#### [Exercise requirements]
Copy the data below exactly, omitting any picture it contains.

#### [Material shown]
☆ ☆ ☆ ☆
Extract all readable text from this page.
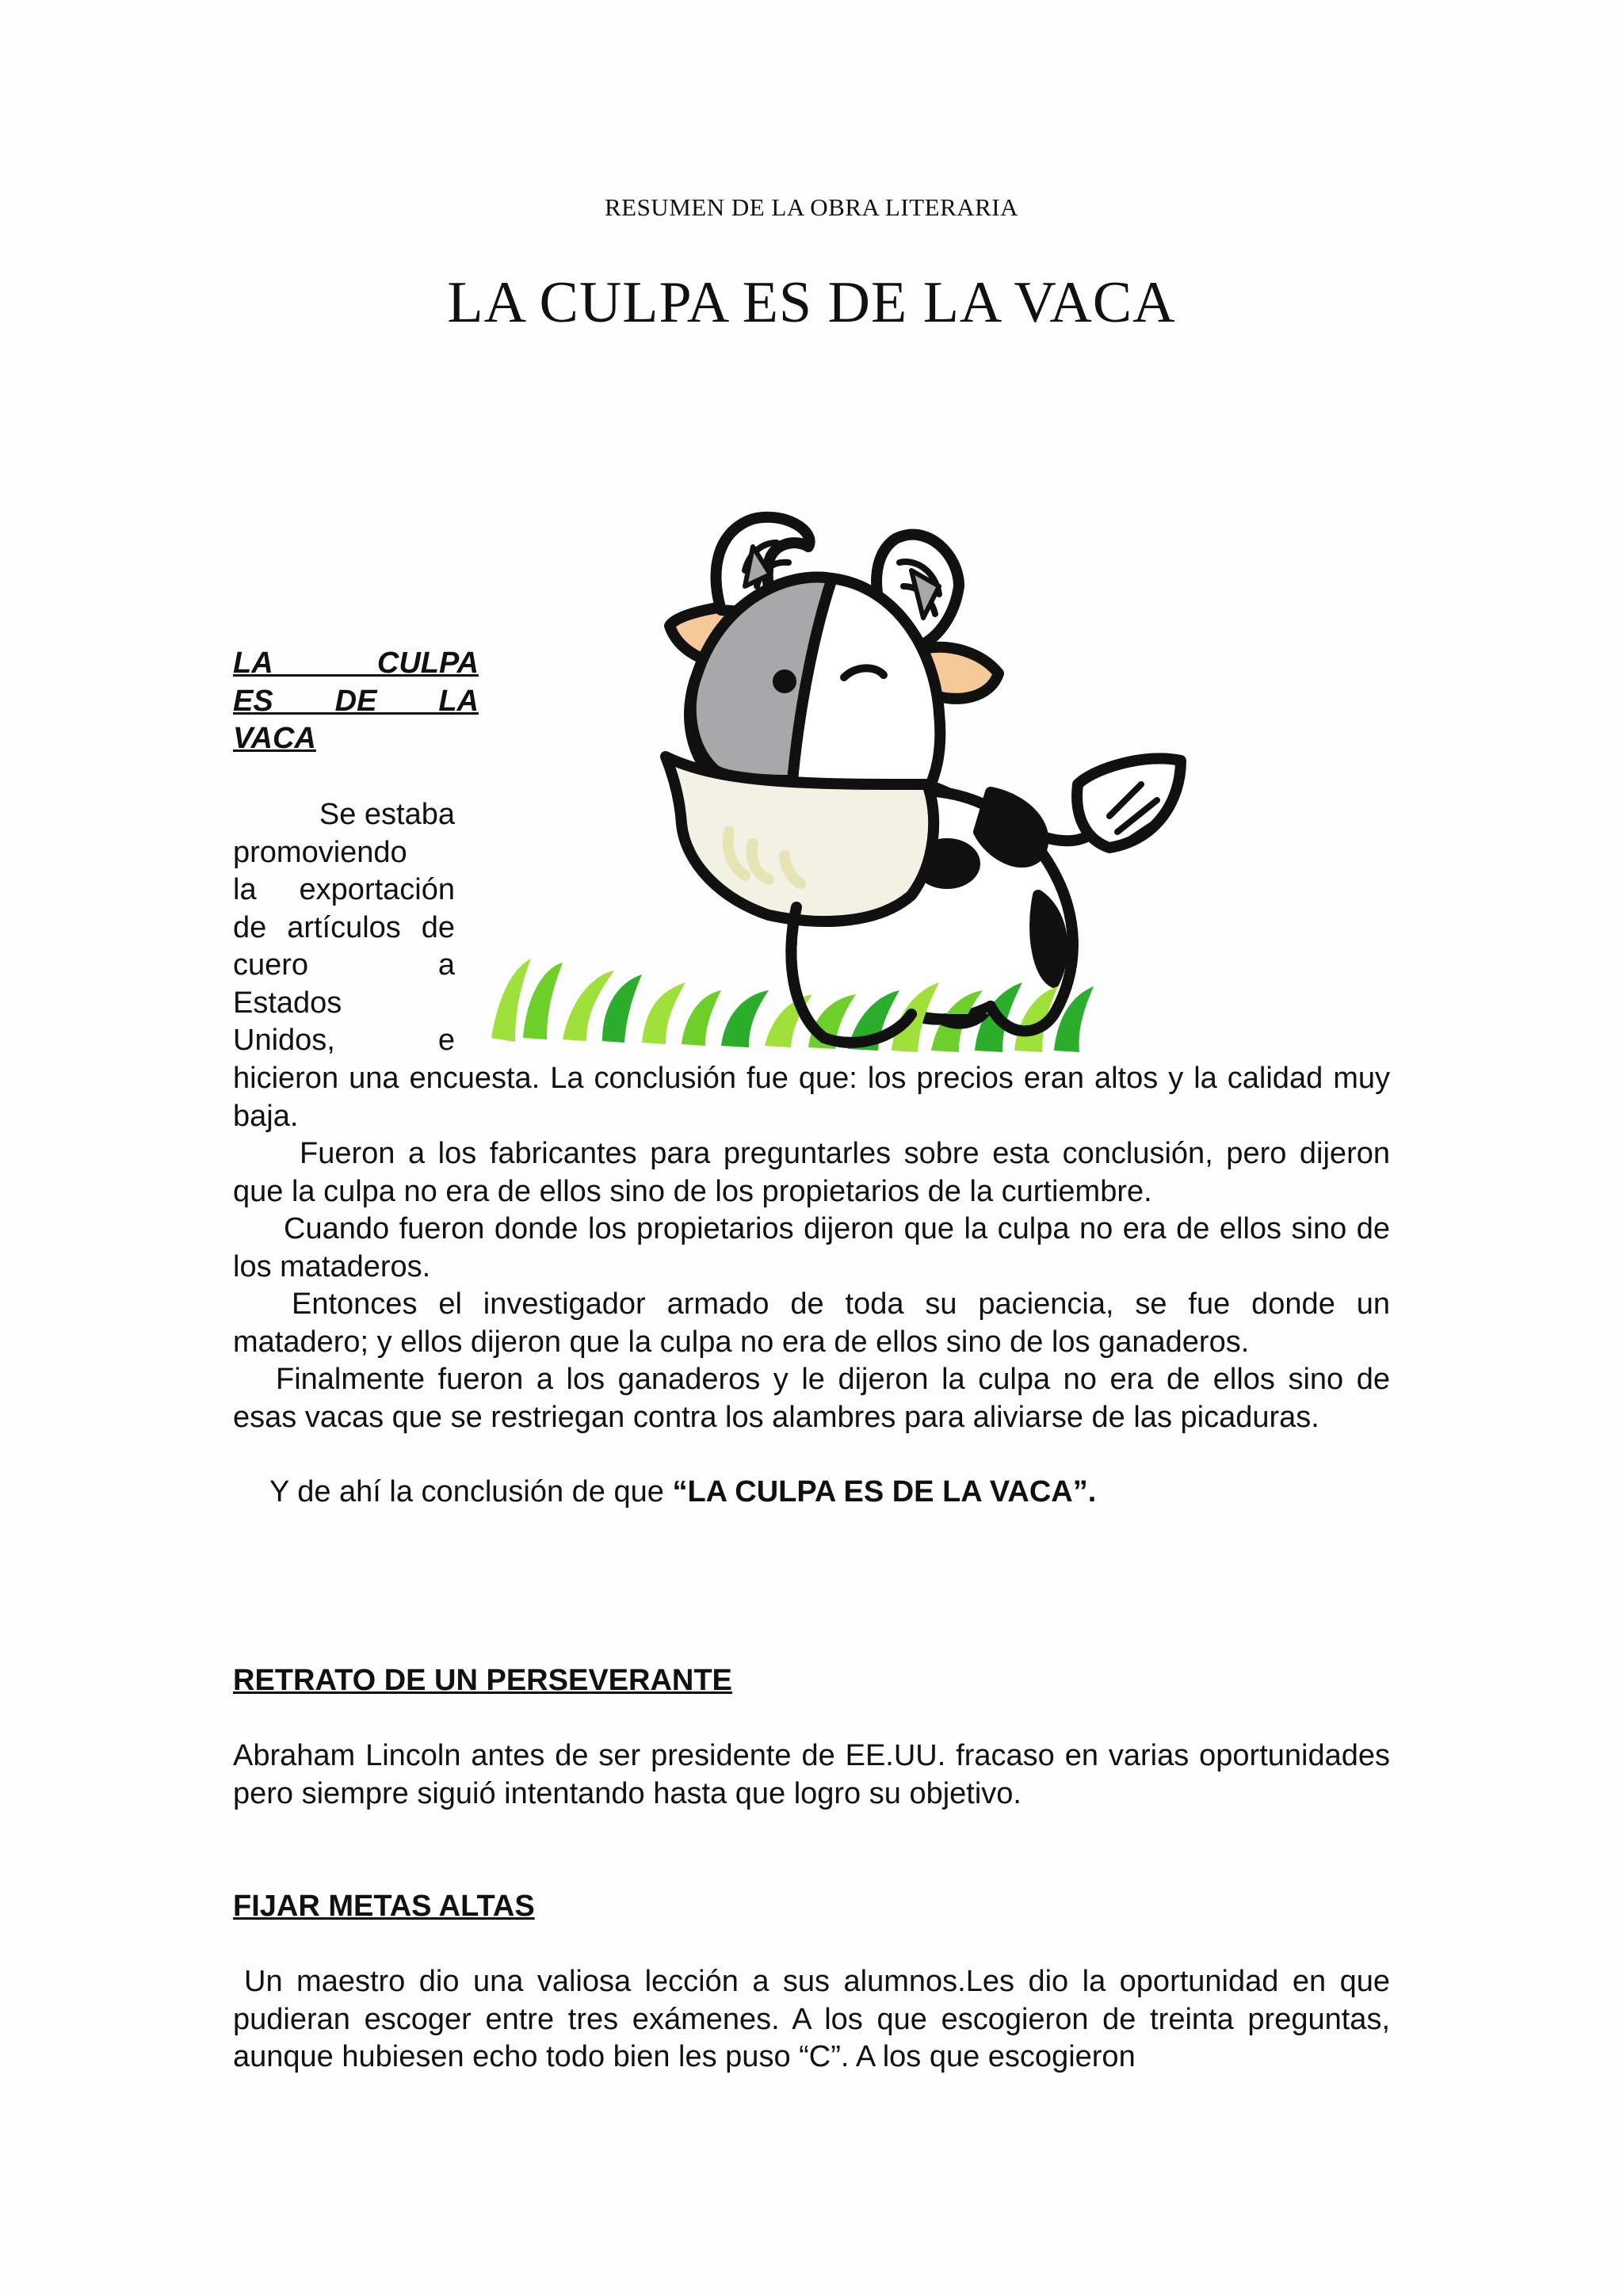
RESUMEN DE LA OBRA LITERARIA
LA CULPA ES DE LA VACA
LA CULPA
ES DE LA
VACA
Se estaba
promoviendo
la exportación
de artículos de
cuero a
Estados
Unidos, e

hicieron una encuesta. La conclusión fue que: los precios eran altos y la calidad muy baja.

Fueron a los fabricantes para preguntarles sobre esta conclusión, pero dijeron que la culpa no era de ellos sino de los propietarios de la curtiembre.

Cuando fueron donde los propietarios dijeron que la culpa no era de ellos sino de los mataderos.

Entonces el investigador armado de toda su paciencia, se fue donde un matadero; y ellos dijeron que la culpa no era de ellos sino de los ganaderos.

Finalmente fueron a los ganaderos y le dijeron la culpa no era de ellos sino de esas vacas que se restriegan contra los alambres para aliviarse de las picaduras.

Y de ahí la conclusión de que “LA CULPA ES DE LA VACA”.

RETRATO DE UN PERSEVERANTE

Abraham Lincoln antes de ser presidente de EE.UU. fracaso en varias oportunidades pero siempre siguió intentando hasta que logro su objetivo.

FIJAR METAS ALTAS

Un maestro dio una valiosa lección a sus alumnos.Les dio la oportunidad en que pudieran escoger entre tres exámenes. A los que escogieron de treinta preguntas, aunque hubiesen echo todo bien les puso “C”. A los que escogieron
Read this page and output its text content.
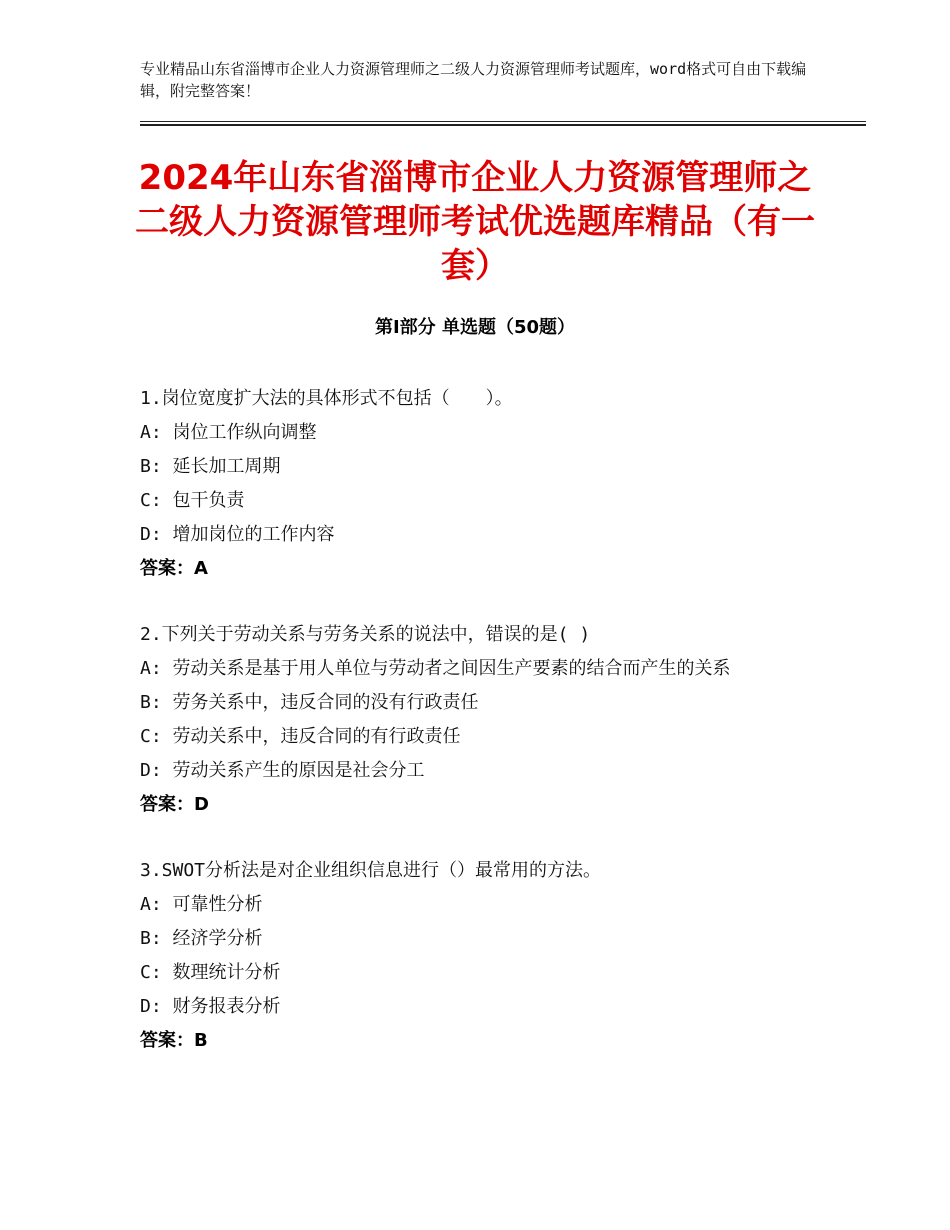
专业精品山东省淄博市企业人力资源管理师之二级人力资源管理师考试题库，word格式可自由下载编辑，附完整答案！
2024年山东省淄博市企业人力资源管理师之二级人力资源管理师考试优选题库精品（有一套）
第I部分 单选题（50题）
1.岗位宽度扩大法的具体形式不包括（　　）。
A: 岗位工作纵向调整
B: 延长加工周期
C: 包干负责
D: 增加岗位的工作内容
答案：A
2.下列关于劳动关系与劳务关系的说法中，错误的是( )
A: 劳动关系是基于用人单位与劳动者之间因生产要素的结合而产生的关系
B: 劳务关系中，违反合同的没有行政责任
C: 劳动关系中，违反合同的有行政责任
D: 劳动关系产生的原因是社会分工
答案：D
3.SWOT分析法是对企业组织信息进行（）最常用的方法。
A: 可靠性分析
B: 经济学分析
C: 数理统计分析
D: 财务报表分析
答案：B
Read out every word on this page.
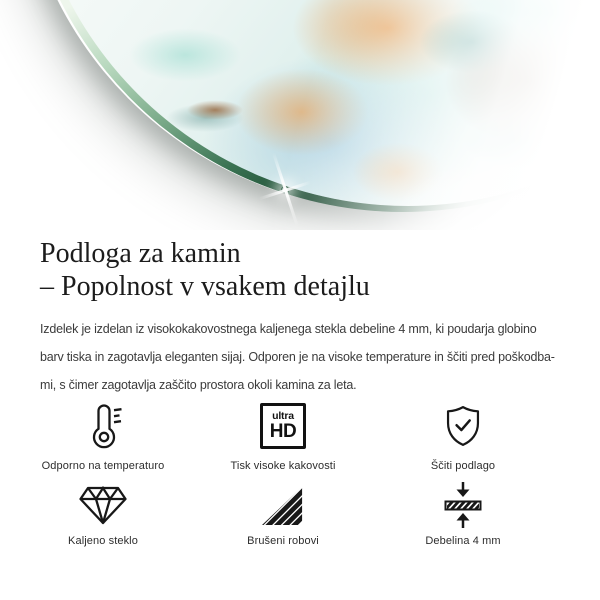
Podloga za kamin
– Popolnost v vsakem detajlu
Izdelek je izdelan iz visokokakovostnega kaljenega stekla debeline 4 mm, ki poudarja globino
barv tiska in zagotavlja eleganten sijaj. Odporen je na visoke temperature in ščiti pred poškodba-
mi, s čimer zagotavlja zaščito prostora okoli kamina za leta.
Odporno na temperaturo
ultra
HD
Tisk visoke kakovosti	Ščiti podlago
Kaljeno steklo	Brušeni robovi	Debelina 4 mm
☆ ☆ ☆ ☆
#### [Exercise solution]
Extract all readable text from this page.
RESUMEN DE LA OBRA LITERARIA
LA CULPA ES DE LA VACA
LA CULPA
ES DE LA
VACA
Se estaba
promoviendo
la exportación
de artículos de
cuero a
Estados
Unidos, e

hicieron una encuesta. La conclusión fue que: los precios eran altos y la calidad muy baja.

Fueron a los fabricantes para preguntarles sobre esta conclusión, pero dijeron que la culpa no era de ellos sino de los propietarios de la curtiembre.

Cuando fueron donde los propietarios dijeron que la culpa no era de ellos sino de los mataderos.

Entonces el investigador armado de toda su paciencia, se fue donde un matadero; y ellos dijeron que la culpa no era de ellos sino de los ganaderos.

Finalmente fueron a los ganaderos y le dijeron la culpa no era de ellos sino de esas vacas que se restriegan contra los alambres para aliviarse de las picaduras.

Y de ahí la conclusión de que “LA CULPA ES DE LA VACA”.

RETRATO DE UN PERSEVERANTE

Abraham Lincoln antes de ser presidente de EE.UU. fracaso en varias oportunidades pero siempre siguió intentando hasta que logro su objetivo.

FIJAR METAS ALTAS

Un maestro dio una valiosa lección a sus alumnos.Les dio la oportunidad en que pudieran escoger entre tres exámenes. A los que escogieron de treinta preguntas, aunque hubiesen echo todo bien les puso “C”. A los que escogieron
Read this page and output its text content.
专业精品山东省淄博市企业人力资源管理师之二级人力资源管理师考试题库，word格式可自由下载编辑，附完整答案！
2024年山东省淄博市企业人力资源管理师之二级人力资源管理师考试优选题库精品（有一套）
第I部分 单选题（50题）
1.岗位宽度扩大法的具体形式不包括（　　）。
A: 岗位工作纵向调整
B: 延长加工周期
C: 包干负责
D: 增加岗位的工作内容
答案：A
2.下列关于劳动关系与劳务关系的说法中，错误的是( )
A: 劳动关系是基于用人单位与劳动者之间因生产要素的结合而产生的关系
B: 劳务关系中，违反合同的没有行政责任
C: 劳动关系中，违反合同的有行政责任
D: 劳动关系产生的原因是社会分工
答案：D
3.SWOT分析法是对企业组织信息进行（）最常用的方法。
A: 可靠性分析
B: 经济学分析
C: 数理统计分析
D: 财务报表分析
答案：B
Read out every word on this page.
Podloga za kamin
– Popolnost v vsakem detajlu
Izdelek je izdelan iz visokokakovostnega kaljenega stekla debeline 4 mm, ki poudarja globino
barv tiska in zagotavlja eleganten sijaj. Odporen je na visoke temperature in ščiti pred poškodba-
mi, s čimer zagotavlja zaščito prostora okoli kamina za leta.
Odporno na temperaturo
ultra
HD
Tisk visoke kakovosti	Ščiti podlago
Kaljeno steklo	Brušeni robovi	Debelina 4 mm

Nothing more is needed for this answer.